[Records]
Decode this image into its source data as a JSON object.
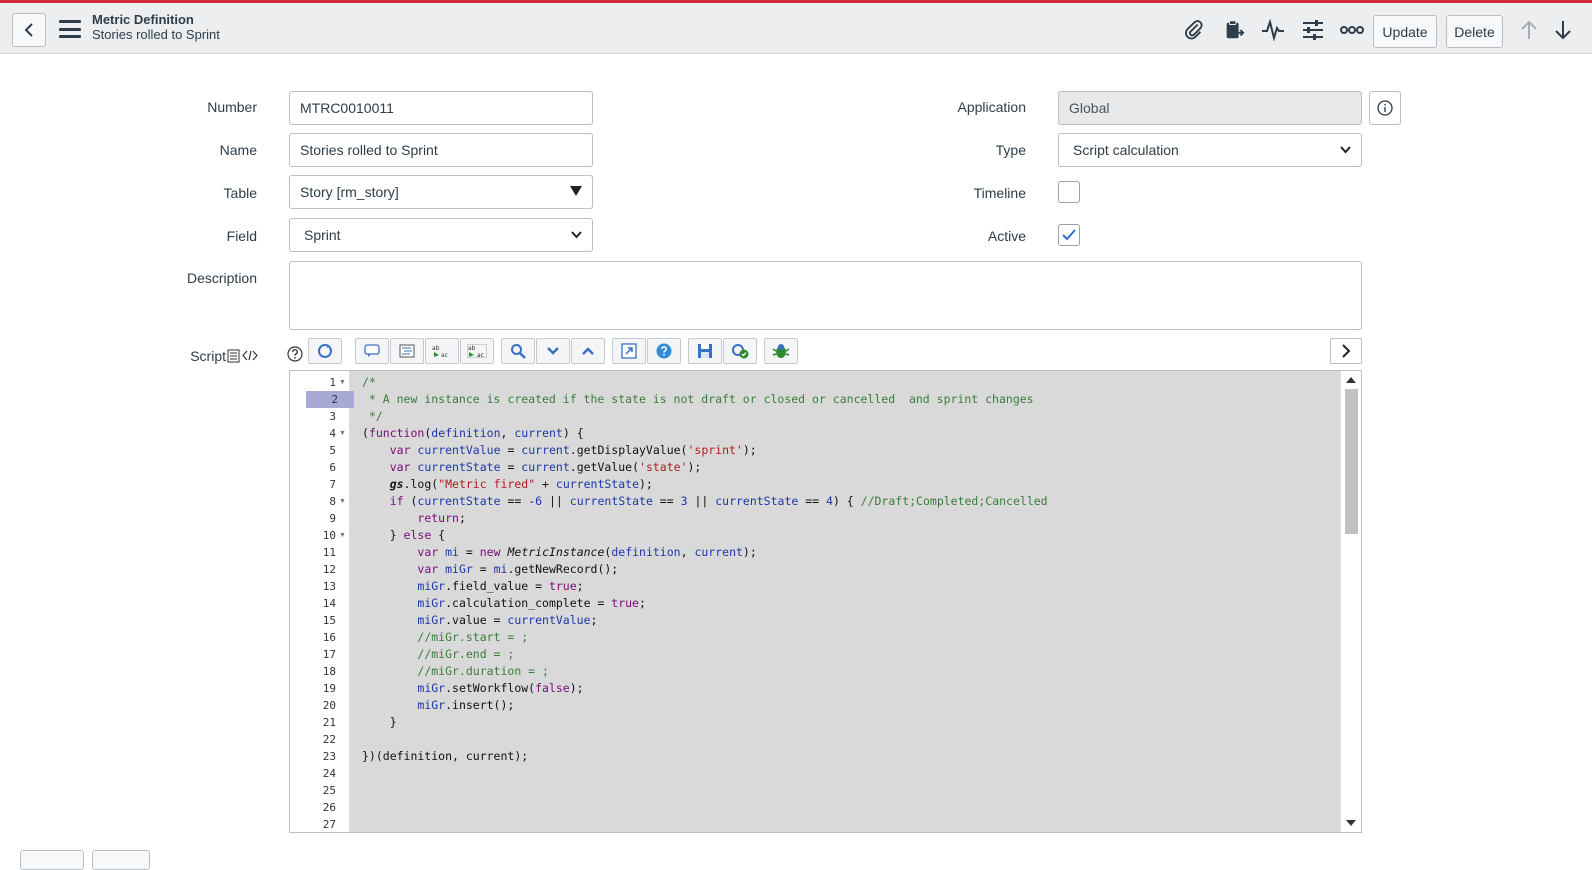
{
  "header": {
    "title": "Metric Definition",
    "subtitle": "Stories rolled to Sprint",
    "update_label": "Update",
    "delete_label": "Delete",
    "accent_color": "#d42d3c"
  },
  "form": {
    "number_label": "Number",
    "number_value": "MTRC0010011",
    "name_label": "Name",
    "name_value": "Stories rolled to Sprint",
    "table_label": "Table",
    "table_value": "Story [rm_story]",
    "field_label": "Field",
    "field_value": "Sprint",
    "description_label": "Description",
    "script_label": "Script",
    "application_label": "Application",
    "application_value": "Global",
    "type_label": "Type",
    "type_value": "Script calculation",
    "timeline_label": "Timeline",
    "active_label": "Active"
  },
  "editor": {
    "line_numbers": [
      "1",
      "2",
      "3",
      "4",
      "5",
      "6",
      "7",
      "8",
      "9",
      "10",
      "11",
      "12",
      "13",
      "14",
      "15",
      "16",
      "17",
      "18",
      "19",
      "20",
      "21",
      "22",
      "23",
      "24",
      "25",
      "26",
      "27"
    ],
    "active_line": "2"
  }
}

- **TASK TO CARRY OUT**:
Write out the whole listing exactly, and drop the pictures.

- **FULL RESPONSE**:
Decode this image into its source data as a JSON object.
{
  "header": {
    "title": "Metric Definition",
    "subtitle": "Stories rolled to Sprint",
    "update_label": "Update",
    "delete_label": "Delete",
    "accent_color": "#d42d3c"
  },
  "form": {
    "number_label": "Number",
    "number_value": "MTRC0010011",
    "name_label": "Name",
    "name_value": "Stories rolled to Sprint",
    "table_label": "Table",
    "table_value": "Story [rm_story]",
    "field_label": "Field",
    "field_value": "Sprint",
    "description_label": "Description",
    "script_label": "Script",
    "application_label": "Application",
    "application_value": "Global",
    "type_label": "Type",
    "type_value": "Script calculation",
    "timeline_label": "Timeline",
    "active_label": "Active"
  },
  "editor": {
    "line_numbers": [
      "1",
      "2",
      "3",
      "4",
      "5",
      "6",
      "7",
      "8",
      "9",
      "10",
      "11",
      "12",
      "13",
      "14",
      "15",
      "16",
      "17",
      "18",
      "19",
      "20",
      "21",
      "22",
      "23",
      "24",
      "25",
      "26",
      "27"
    ],
    "active_line": "2"
  }
}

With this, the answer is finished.